§ Stated exercise
Search the data below for the word "exit" and copy each line that holds it.
-----
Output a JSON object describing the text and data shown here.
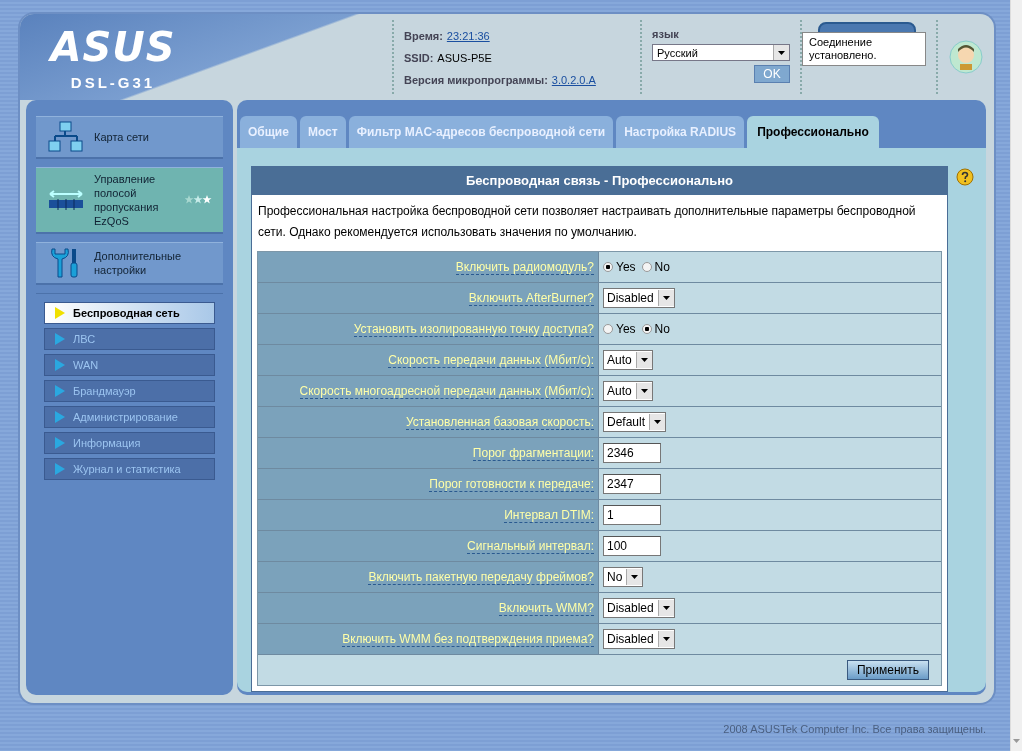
{
  "header": {
    "logo": "ASUS",
    "model": "DSL-G31",
    "time_label": "Время:",
    "time": "23:21:36",
    "ssid_label": "SSID:",
    "ssid": "ASUS-P5E",
    "firmware_label": "Версия микропрограммы:",
    "firmware": "3.0.2.0.A",
    "language_label": "язык",
    "language": "Русский",
    "ok_button": "OK",
    "status_tooltip": "Соединение установлено."
  },
  "sidebar": {
    "items": [
      {
        "kind": "map",
        "label": "Карта сети",
        "selected": false
      },
      {
        "kind": "qos",
        "label": "Управление полосой пропускания EzQoS",
        "selected": true
      },
      {
        "kind": "tools",
        "label": "Дополнительные настройки",
        "selected": false
      }
    ],
    "subitems": [
      {
        "label": "Беспроводная сеть",
        "selected": true
      },
      {
        "label": "ЛВС",
        "selected": false
      },
      {
        "label": "WAN",
        "selected": false
      },
      {
        "label": "Брандмауэр",
        "selected": false
      },
      {
        "label": "Администрирование",
        "selected": false
      },
      {
        "label": "Информация",
        "selected": false
      },
      {
        "label": "Журнал и статистика",
        "selected": false
      }
    ]
  },
  "tabs": [
    {
      "label": "Общие",
      "selected": false
    },
    {
      "label": "Мост",
      "selected": false
    },
    {
      "label": "Фильтр MAC-адресов беспроводной сети",
      "selected": false
    },
    {
      "label": "Настройка RADIUS",
      "selected": false
    },
    {
      "label": "Профессионально",
      "selected": true
    }
  ],
  "panel": {
    "title": "Беспроводная связь - Профессионально",
    "description": "Профессиональная настройка беспроводной сети позволяет настраивать дополнительные параметры беспроводной сети. Однако рекомендуется использовать значения по умолчанию.",
    "rows": [
      {
        "kind": "radio",
        "label": "Включить радиомодуль?",
        "options": [
          {
            "label": "Yes",
            "selected": true
          },
          {
            "label": "No",
            "selected": false
          }
        ]
      },
      {
        "kind": "select",
        "label": "Включить AfterBurner?",
        "value": "Disabled"
      },
      {
        "kind": "radio",
        "label": "Установить изолированную точку доступа?",
        "options": [
          {
            "label": "Yes",
            "selected": false
          },
          {
            "label": "No",
            "selected": true
          }
        ]
      },
      {
        "kind": "select",
        "label": "Скорость передачи данных (Мбит/с):",
        "value": "Auto"
      },
      {
        "kind": "select",
        "label": "Скорость многоадресной передачи данных (Мбит/с):",
        "value": "Auto"
      },
      {
        "kind": "select",
        "label": "Установленная базовая скорость:",
        "value": "Default"
      },
      {
        "kind": "text",
        "label": "Порог фрагментации:",
        "value": "2346"
      },
      {
        "kind": "text",
        "label": "Порог готовности к передаче:",
        "value": "2347"
      },
      {
        "kind": "text",
        "label": "Интервал DTIM:",
        "value": "1"
      },
      {
        "kind": "text",
        "label": "Сигнальный интервал:",
        "value": "100"
      },
      {
        "kind": "select",
        "label": "Включить пакетную передачу фреймов?",
        "value": "No"
      },
      {
        "kind": "select",
        "label": "Включить WMM?",
        "value": "Disabled"
      },
      {
        "kind": "select",
        "label": "Включить WMM без подтверждения приема?",
        "value": "Disabled"
      }
    ],
    "apply_button": "Применить"
  },
  "footer": "2008 ASUSTek Computer Inc. Все права защищены."
}
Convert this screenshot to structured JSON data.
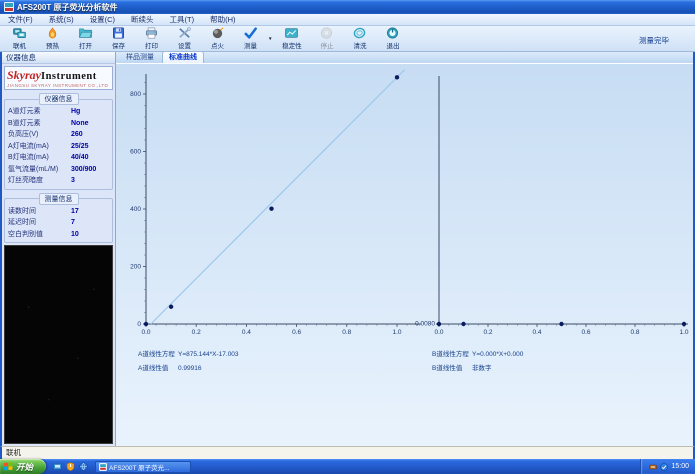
{
  "window": {
    "title": "AFS200T 原子荧光分析软件"
  },
  "menu": {
    "items": [
      {
        "label": "文件(F)",
        "name": "menu-item-file"
      },
      {
        "label": "系统(S)",
        "name": "menu-item-system"
      },
      {
        "label": "设置(C)",
        "name": "menu-item-settings"
      },
      {
        "label": "断续头",
        "name": "menu-item-sampler-head"
      },
      {
        "label": "工具(T)",
        "name": "menu-item-tools"
      },
      {
        "label": "帮助(H)",
        "name": "menu-item-help"
      }
    ]
  },
  "toolbar": {
    "buttons": [
      {
        "label": "联机",
        "name": "toolbar-button-connect",
        "icon": "computer-link-icon",
        "enabled": true
      },
      {
        "label": "预热",
        "name": "toolbar-button-preheat",
        "icon": "preheat-flame-icon",
        "enabled": true
      },
      {
        "label": "打开",
        "name": "toolbar-button-open",
        "icon": "open-folder-icon",
        "enabled": true
      },
      {
        "label": "保存",
        "name": "toolbar-button-save",
        "icon": "save-floppy-icon",
        "enabled": true
      },
      {
        "label": "打印",
        "name": "toolbar-button-print",
        "icon": "printer-icon",
        "enabled": true
      },
      {
        "label": "设置",
        "name": "toolbar-button-settings",
        "icon": "settings-tools-icon",
        "enabled": true
      },
      {
        "label": "点火",
        "name": "toolbar-button-ignite",
        "icon": "ignite-icon",
        "enabled": true
      },
      {
        "label": "测量",
        "name": "toolbar-button-measure",
        "icon": "measure-check-icon",
        "enabled": true,
        "has_dropdown": true
      },
      {
        "label": "稳定性",
        "name": "toolbar-button-stability",
        "icon": "stability-chart-icon",
        "enabled": true,
        "wide": true
      },
      {
        "label": "停止",
        "name": "toolbar-button-stop",
        "icon": "stop-icon",
        "enabled": false
      },
      {
        "label": "清洗",
        "name": "toolbar-button-clean",
        "icon": "clean-swirl-icon",
        "enabled": true
      },
      {
        "label": "退出",
        "name": "toolbar-button-exit",
        "icon": "exit-power-icon",
        "enabled": true
      }
    ],
    "status_text": "测量完毕"
  },
  "left_panel": {
    "header": "仪器信息",
    "logo": {
      "brand_red": "Skyray",
      "brand_black": "Instrument",
      "subtext": "JIANGSU SKYRAY INSTRUMENT CO.,LTD"
    },
    "instrument_group": {
      "caption": "仪器信息",
      "rows": [
        {
          "label": "A道灯元素",
          "value": "Hg"
        },
        {
          "label": "B道灯元素",
          "value": "None"
        },
        {
          "label": "负高压(V)",
          "value": "260"
        },
        {
          "label": "A灯电流(mA)",
          "value": "25/25"
        },
        {
          "label": "B灯电流(mA)",
          "value": "40/40"
        },
        {
          "label": "氩气流量(mL/M)",
          "value": "300/900"
        },
        {
          "label": "灯丝亮暗度",
          "value": "3"
        }
      ]
    },
    "measure_group": {
      "caption": "测量信息",
      "rows": [
        {
          "label": "读数时间",
          "value": "17"
        },
        {
          "label": "延迟时间",
          "value": "7"
        },
        {
          "label": "空白判别值",
          "value": "10"
        }
      ]
    }
  },
  "tabs": [
    {
      "label": "样品测量",
      "name": "tab-sample-measurement",
      "active": false
    },
    {
      "label": "标准曲线",
      "name": "tab-standard-curve",
      "active": true
    }
  ],
  "chart_data": [
    {
      "type": "scatter",
      "name": "A-channel-calibration-curve",
      "x": [
        0.0,
        0.1,
        0.5,
        1.0
      ],
      "y": [
        0,
        60,
        401,
        858
      ],
      "fit": {
        "slope": 875.144,
        "intercept": -17.003
      },
      "xticks": [
        "0.0",
        "0.2",
        "0.4",
        "0.6",
        "0.8",
        "1.0"
      ],
      "yticks": [
        "0",
        "200",
        "400",
        "600",
        "800"
      ],
      "xlim": [
        0,
        1.03
      ],
      "ylim": [
        0,
        880
      ],
      "grid": false,
      "line_color": "#9cc8ec",
      "point_color": "#0a1c5e",
      "equation_label": "A道线性方程",
      "equation": "Y=875.144*X-17.003",
      "linearity_label": "A道线性值",
      "linearity": "0.99916"
    },
    {
      "type": "scatter",
      "name": "B-channel-calibration-curve",
      "x": [
        0.0,
        0.1,
        0.5,
        1.0
      ],
      "y": [
        0,
        0,
        0,
        0
      ],
      "xticks": [
        "0.0",
        "0.2",
        "0.4",
        "0.6",
        "0.8",
        "1.0"
      ],
      "yticks": [],
      "y_axis_label": "0.0080",
      "xlim": [
        0,
        1.0
      ],
      "ylim": [
        0,
        880
      ],
      "grid": false,
      "point_color": "#0a1c5e",
      "equation_label": "B道线性方程",
      "equation": "Y=0.000*X+0.000",
      "linearity_label": "B道线性值",
      "linearity": "非数字"
    }
  ],
  "statusbar": {
    "text": "联机"
  },
  "taskbar": {
    "start_label": "开始",
    "quick_launch": [
      "quick-launch-blue-icon",
      "quick-launch-shield-icon",
      "quick-launch-browser-icon"
    ],
    "task_label": "AFS200T 原子荧光...",
    "tray_icons": [
      "tray-device-icon",
      "tray-status-icon"
    ],
    "time": "15:00"
  },
  "colors": {
    "titlebar_blue": "#1e5cc8",
    "accent_navy": "#0000a6",
    "curve_blue": "#9cc8ec",
    "point_navy": "#0a1c5e",
    "taskbar_blue": "#2158c8",
    "start_green": "#4aa63a"
  }
}
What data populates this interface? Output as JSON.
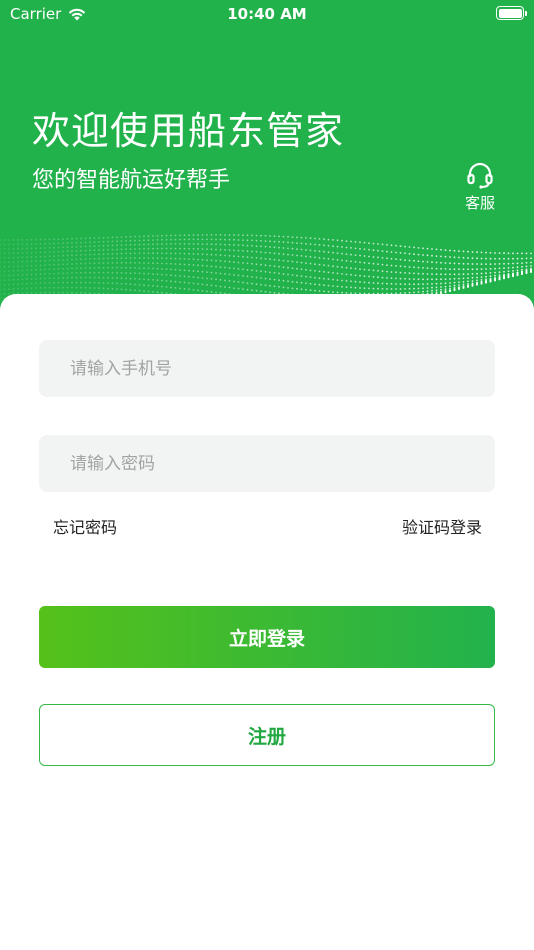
{
  "status_bar": {
    "carrier": "Carrier",
    "time": "10:40 AM"
  },
  "header": {
    "title": "欢迎使用船东管家",
    "subtitle": "您的智能航运好帮手",
    "service_label": "客服",
    "service_icon": "headset-icon",
    "bg_color": "#22b24c"
  },
  "form": {
    "phone_placeholder": "请输入手机号",
    "phone_value": "",
    "password_placeholder": "请输入密码",
    "password_value": "",
    "forgot_password": "忘记密码",
    "sms_login": "验证码登录",
    "login_button": "立即登录",
    "register_button": "注册"
  },
  "colors": {
    "primary": "#22b24c",
    "gradient_start": "#55c11a",
    "input_bg": "#f2f4f3"
  }
}
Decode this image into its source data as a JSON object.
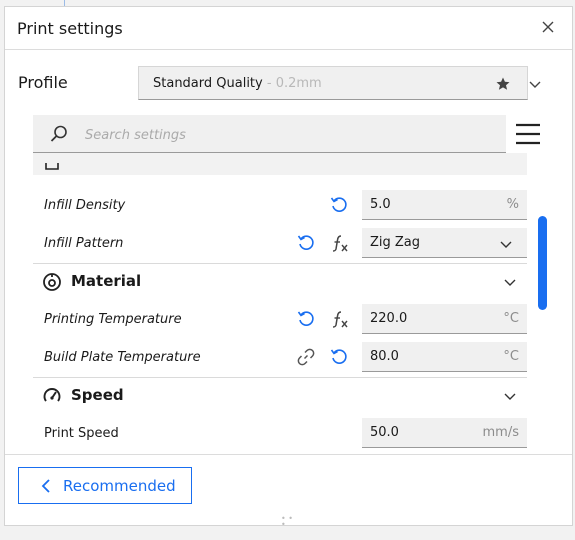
{
  "window": {
    "title": "Print settings"
  },
  "profile": {
    "label": "Profile",
    "name": "Standard Quality",
    "sub": " - 0.2mm"
  },
  "search": {
    "placeholder": "Search settings"
  },
  "infill": {
    "density": {
      "label": "Infill Density",
      "value": "5.0",
      "unit": "%"
    },
    "pattern": {
      "label": "Infill Pattern",
      "value": "Zig Zag"
    }
  },
  "material": {
    "title": "Material",
    "print_temp": {
      "label": "Printing Temperature",
      "value": "220.0",
      "unit": "°C"
    },
    "bed_temp": {
      "label": "Build Plate Temperature",
      "value": "80.0",
      "unit": "°C"
    }
  },
  "speed": {
    "title": "Speed",
    "print_speed": {
      "label": "Print Speed",
      "value": "50.0",
      "unit": "mm/s"
    }
  },
  "footer": {
    "recommended_label": "Recommended"
  },
  "colors": {
    "accent": "#196ef0",
    "field_bg": "#f0f0f0",
    "text": "#1a1a1a",
    "muted": "#8c8c8c"
  },
  "icons": [
    "close-icon",
    "star-icon",
    "chevron-down-icon",
    "search-icon",
    "menu-icon",
    "reset-icon",
    "function-icon",
    "link-icon",
    "material-icon",
    "speed-icon",
    "chevron-left-icon"
  ]
}
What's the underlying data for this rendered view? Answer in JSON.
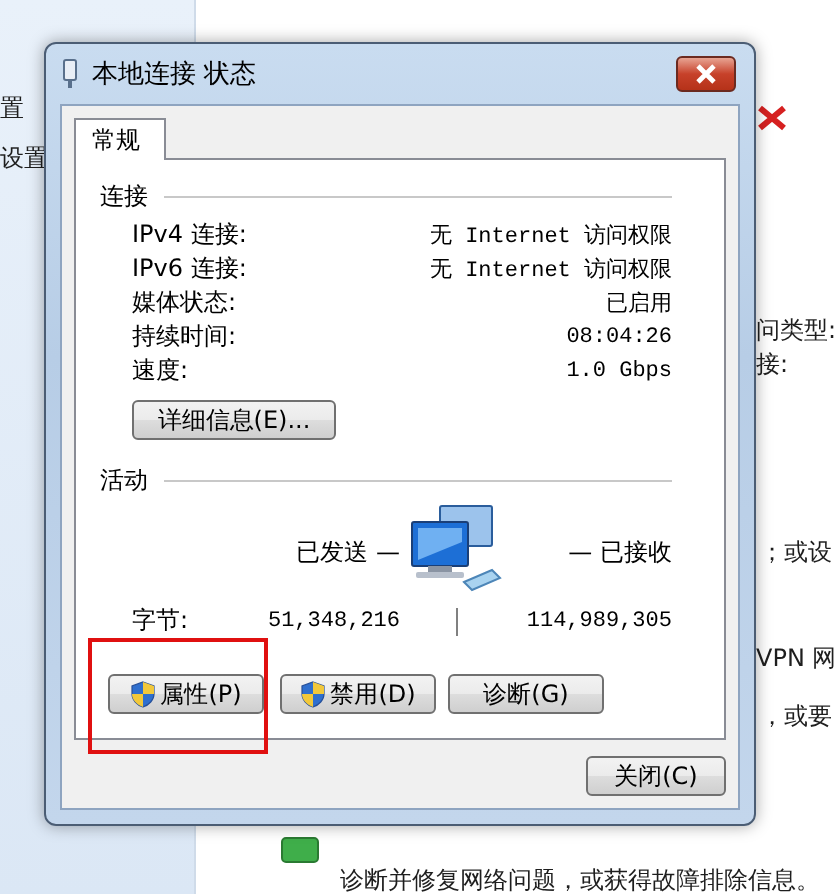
-----
§ Answer to the problem
        "name": "toolbar-button-exit",
        "icon": "exit-power-icon",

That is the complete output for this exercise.